## Goal
Pull out every line in the data that has the string "محمد" in it.

## Data for this exercise
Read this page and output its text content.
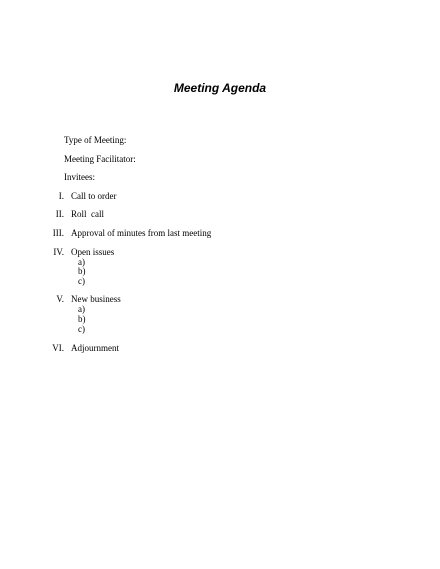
Meeting Agenda
Type of Meeting:
Meeting Facilitator:
Invitees:
I. Call to order
II. Roll  call
III. Approval of minutes from last meeting
IV. Open issues
a)
b)
c)
V. New business
a)
b)
c)
VI. Adjournment
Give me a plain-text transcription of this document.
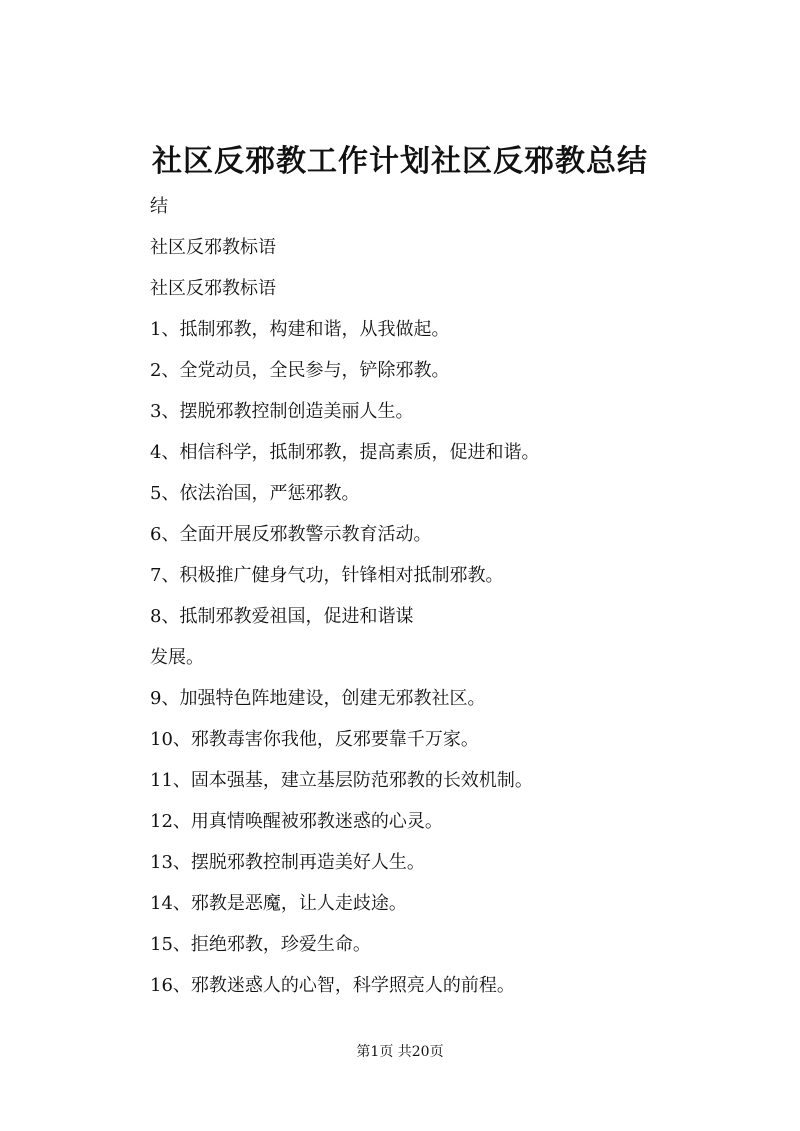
社区反邪教工作计划社区反邪教总结
结
社区反邪教标语
社区反邪教标语
1、抵制邪教，构建和谐，从我做起。
2、全党动员，全民参与，铲除邪教。
3、摆脱邪教控制创造美丽人生。
4、相信科学，抵制邪教，提高素质，促进和谐。
5、依法治国，严惩邪教。
6、全面开展反邪教警示教育活动。
7、积极推广健身气功，针锋相对抵制邪教。
8、抵制邪教爱祖国，促进和谐谋
发展。
9、加强特色阵地建设，创建无邪教社区。
10、邪教毒害你我他，反邪要靠千万家。
11、固本强基，建立基层防范邪教的长效机制。
12、用真情唤醒被邪教迷惑的心灵。
13、摆脱邪教控制再造美好人生。
14、邪教是恶魔，让人走歧途。
15、拒绝邪教，珍爱生命。
16、邪教迷惑人的心智，科学照亮人的前程。
第1页 共20页
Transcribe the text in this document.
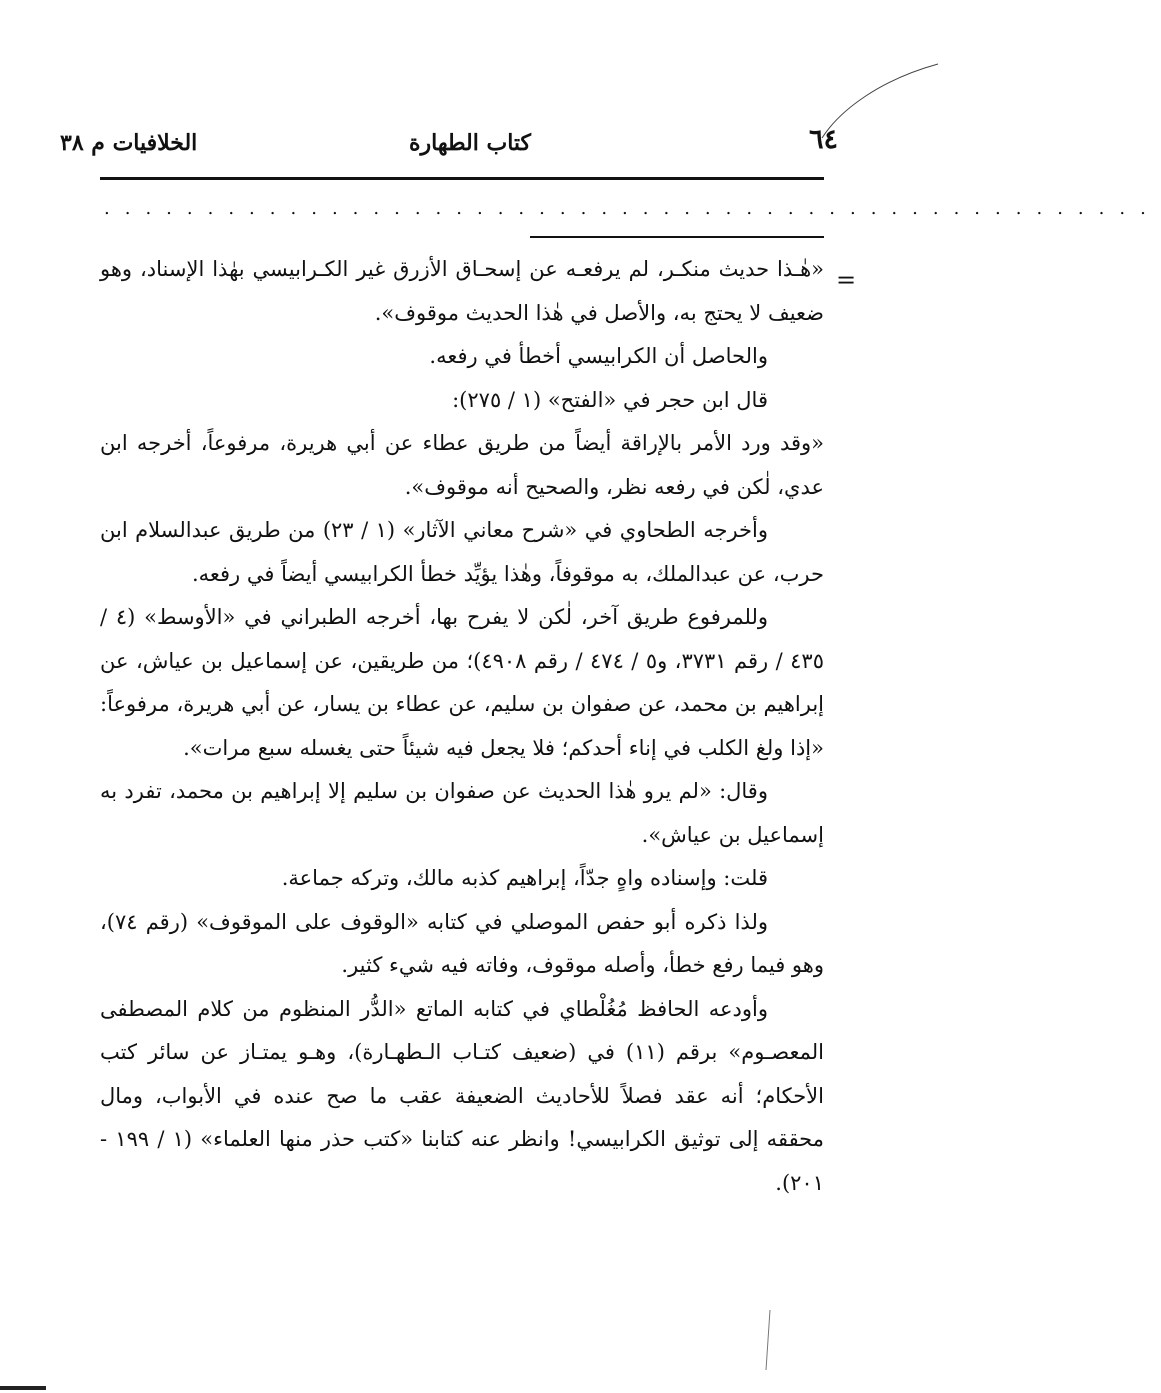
٦٤
كتاب الطهارة
الخلافيات م ٣٨
...................................................
=

«هٰـذا حديث منكـر، لم يرفعـه عن إسحـاق الأزرق غير الكـرابيسي بهٰذا الإسناد، وهو ضعيف لا يحتج به، والأصل في هٰذا الحديث موقوف».

والحاصل أن الكرابيسي أخطأ في رفعه.

قال ابن حجر في «الفتح» (١ / ٢٧٥):

«وقد ورد الأمر بالإراقة أيضاً من طريق عطاء عن أبي هريرة، مرفوعاً، أخرجه ابن عدي، لٰكن في رفعه نظر، والصحيح أنه موقوف».

وأخرجه الطحاوي في «شرح معاني الآثار» (١ / ٢٣) من طريق عبدالسلام ابن حرب، عن عبدالملك، به موقوفاً، وهٰذا يؤيِّد خطأ الكرابيسي أيضاً في رفعه.

وللمرفوع طريق آخر، لٰكن لا يفرح بها، أخرجه الطبراني في «الأوسط» (٤ / ٤٣٥ / رقم ٣٧٣١، و٥ / ٤٧٤ / رقم ٤٩٠٨)؛ من طريقين، عن إسماعيل بن عياش، عن إبراهيم بن محمد، عن صفوان بن سليم، عن عطاء بن يسار، عن أبي هريرة، مرفوعاً: «إذا ولغ الكلب في إناء أحدكم؛ فلا يجعل فيه شيئاً حتى يغسله سبع مرات».

وقال: «لم يرو هٰذا الحديث عن صفوان بن سليم إلا إبراهيم بن محمد، تفرد به إسماعيل بن عياش».

قلت: وإسناده واهٍ جدّاً، إبراهيم كذبه مالك، وتركه جماعة.

ولذا ذكره أبو حفص الموصلي في كتابه «الوقوف على الموقوف» (رقم ٧٤)، وهو فيما رفع خطأ، وأصله موقوف، وفاته فيه شيء كثير.

وأودعه الحافظ مُغُلْطاي في كتابه الماتع «الدُّر المنظوم من كلام المصطفى المعصـوم» برقم (١١) في (ضعيف كتـاب الـطهـارة)، وهـو يمتـاز عن سائر كتب الأحكام؛ أنه عقد فصلاً للأحاديث الضعيفة عقب ما صح عنده في الأبواب، ومال محققه إلى توثيق الكرابيسي! وانظر عنه كتابنا «كتب حذر منها العلماء» (١ / ١٩٩ - ٢٠١).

## Response to this exercise
وللمرفوع طريق آخر، لٰكن لا يفرح بها، أخرجه الطبراني في «الأوسط» (٤ / ٤٣٥ / رقم ٣٧٣١، و٥ / ٤٧٤ / رقم ٤٩٠٨)؛ من طريقين، عن إسماعيل بن عياش، عن إبراهيم بن محمد، عن صفوان بن سليم، عن عطاء بن يسار، عن أبي هريرة، مرفوعاً: «إذا ولغ الكلب في إناء أحدكم؛ فلا يجعل فيه شيئاً حتى يغسله سبع مرات».
وقال: «لم يرو هٰذا الحديث عن صفوان بن سليم إلا إبراهيم بن محمد، تفرد به إسماعيل بن عياش».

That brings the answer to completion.